Start of RECORDS
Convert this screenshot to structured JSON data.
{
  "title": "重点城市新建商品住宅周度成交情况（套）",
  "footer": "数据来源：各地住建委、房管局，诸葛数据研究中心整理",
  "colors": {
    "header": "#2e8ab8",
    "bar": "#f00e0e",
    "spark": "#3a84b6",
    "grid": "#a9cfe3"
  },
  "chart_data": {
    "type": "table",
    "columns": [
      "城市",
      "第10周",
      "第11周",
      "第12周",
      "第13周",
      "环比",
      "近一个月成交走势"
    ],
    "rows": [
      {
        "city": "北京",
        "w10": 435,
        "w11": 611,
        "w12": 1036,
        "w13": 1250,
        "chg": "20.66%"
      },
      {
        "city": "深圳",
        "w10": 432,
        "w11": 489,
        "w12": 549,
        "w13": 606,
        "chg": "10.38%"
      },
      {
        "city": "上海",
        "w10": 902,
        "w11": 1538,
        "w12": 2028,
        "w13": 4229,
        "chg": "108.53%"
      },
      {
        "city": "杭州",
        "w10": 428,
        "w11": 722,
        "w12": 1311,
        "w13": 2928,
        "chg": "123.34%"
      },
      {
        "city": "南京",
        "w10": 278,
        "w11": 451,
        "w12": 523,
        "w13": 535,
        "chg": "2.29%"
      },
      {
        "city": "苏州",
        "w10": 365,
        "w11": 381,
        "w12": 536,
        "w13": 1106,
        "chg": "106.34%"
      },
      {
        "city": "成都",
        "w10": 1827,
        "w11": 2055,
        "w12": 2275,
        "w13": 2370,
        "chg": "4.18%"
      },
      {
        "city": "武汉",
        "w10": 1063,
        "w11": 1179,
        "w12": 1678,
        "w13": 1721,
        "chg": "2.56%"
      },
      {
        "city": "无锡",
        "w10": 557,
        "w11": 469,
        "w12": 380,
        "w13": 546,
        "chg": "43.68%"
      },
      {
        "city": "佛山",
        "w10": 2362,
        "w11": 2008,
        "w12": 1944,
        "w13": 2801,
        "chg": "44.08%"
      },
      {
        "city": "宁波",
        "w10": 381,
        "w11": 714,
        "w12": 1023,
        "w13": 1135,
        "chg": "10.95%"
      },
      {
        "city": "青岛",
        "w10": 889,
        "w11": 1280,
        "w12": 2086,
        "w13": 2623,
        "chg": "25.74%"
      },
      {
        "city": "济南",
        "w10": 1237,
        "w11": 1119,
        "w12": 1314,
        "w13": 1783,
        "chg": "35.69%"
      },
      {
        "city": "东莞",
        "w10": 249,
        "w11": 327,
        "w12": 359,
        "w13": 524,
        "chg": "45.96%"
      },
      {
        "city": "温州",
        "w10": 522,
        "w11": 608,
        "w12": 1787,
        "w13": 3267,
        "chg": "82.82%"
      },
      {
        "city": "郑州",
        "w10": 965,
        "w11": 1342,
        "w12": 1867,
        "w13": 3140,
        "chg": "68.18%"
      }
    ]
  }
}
End of RECORDS
— PROBLEM STATEMENT —
Reproduce each entry above exactly, keeping every word.

— THE SOLUTION —
Convert this screenshot to structured JSON data.
{
  "title": "重点城市新建商品住宅周度成交情况（套）",
  "footer": "数据来源：各地住建委、房管局，诸葛数据研究中心整理",
  "colors": {
    "header": "#2e8ab8",
    "bar": "#f00e0e",
    "spark": "#3a84b6",
    "grid": "#a9cfe3"
  },
  "chart_data": {
    "type": "table",
    "columns": [
      "城市",
      "第10周",
      "第11周",
      "第12周",
      "第13周",
      "环比",
      "近一个月成交走势"
    ],
    "rows": [
      {
        "city": "北京",
        "w10": 435,
        "w11": 611,
        "w12": 1036,
        "w13": 1250,
        "chg": "20.66%"
      },
      {
        "city": "深圳",
        "w10": 432,
        "w11": 489,
        "w12": 549,
        "w13": 606,
        "chg": "10.38%"
      },
      {
        "city": "上海",
        "w10": 902,
        "w11": 1538,
        "w12": 2028,
        "w13": 4229,
        "chg": "108.53%"
      },
      {
        "city": "杭州",
        "w10": 428,
        "w11": 722,
        "w12": 1311,
        "w13": 2928,
        "chg": "123.34%"
      },
      {
        "city": "南京",
        "w10": 278,
        "w11": 451,
        "w12": 523,
        "w13": 535,
        "chg": "2.29%"
      },
      {
        "city": "苏州",
        "w10": 365,
        "w11": 381,
        "w12": 536,
        "w13": 1106,
        "chg": "106.34%"
      },
      {
        "city": "成都",
        "w10": 1827,
        "w11": 2055,
        "w12": 2275,
        "w13": 2370,
        "chg": "4.18%"
      },
      {
        "city": "武汉",
        "w10": 1063,
        "w11": 1179,
        "w12": 1678,
        "w13": 1721,
        "chg": "2.56%"
      },
      {
        "city": "无锡",
        "w10": 557,
        "w11": 469,
        "w12": 380,
        "w13": 546,
        "chg": "43.68%"
      },
      {
        "city": "佛山",
        "w10": 2362,
        "w11": 2008,
        "w12": 1944,
        "w13": 2801,
        "chg": "44.08%"
      },
      {
        "city": "宁波",
        "w10": 381,
        "w11": 714,
        "w12": 1023,
        "w13": 1135,
        "chg": "10.95%"
      },
      {
        "city": "青岛",
        "w10": 889,
        "w11": 1280,
        "w12": 2086,
        "w13": 2623,
        "chg": "25.74%"
      },
      {
        "city": "济南",
        "w10": 1237,
        "w11": 1119,
        "w12": 1314,
        "w13": 1783,
        "chg": "35.69%"
      },
      {
        "city": "东莞",
        "w10": 249,
        "w11": 327,
        "w12": 359,
        "w13": 524,
        "chg": "45.96%"
      },
      {
        "city": "温州",
        "w10": 522,
        "w11": 608,
        "w12": 1787,
        "w13": 3267,
        "chg": "82.82%"
      },
      {
        "city": "郑州",
        "w10": 965,
        "w11": 1342,
        "w12": 1867,
        "w13": 3140,
        "chg": "68.18%"
      }
    ]
  }
}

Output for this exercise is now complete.